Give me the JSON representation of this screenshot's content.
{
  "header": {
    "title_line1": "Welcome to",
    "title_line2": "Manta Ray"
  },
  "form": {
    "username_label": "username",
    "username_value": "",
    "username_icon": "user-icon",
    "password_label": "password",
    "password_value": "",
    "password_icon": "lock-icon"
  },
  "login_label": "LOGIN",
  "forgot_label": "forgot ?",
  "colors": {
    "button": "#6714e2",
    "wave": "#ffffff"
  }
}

+ + + +

Reproduce the full set of records precisely.

» **Response**
Give me the JSON representation of this screenshot's content.
{
  "header": {
    "title_line1": "Welcome to",
    "title_line2": "Manta Ray"
  },
  "form": {
    "username_label": "username",
    "username_value": "",
    "username_icon": "user-icon",
    "password_label": "password",
    "password_value": "",
    "password_icon": "lock-icon"
  },
  "login_label": "LOGIN",
  "forgot_label": "forgot ?",
  "colors": {
    "button": "#6714e2",
    "wave": "#ffffff"
  }
}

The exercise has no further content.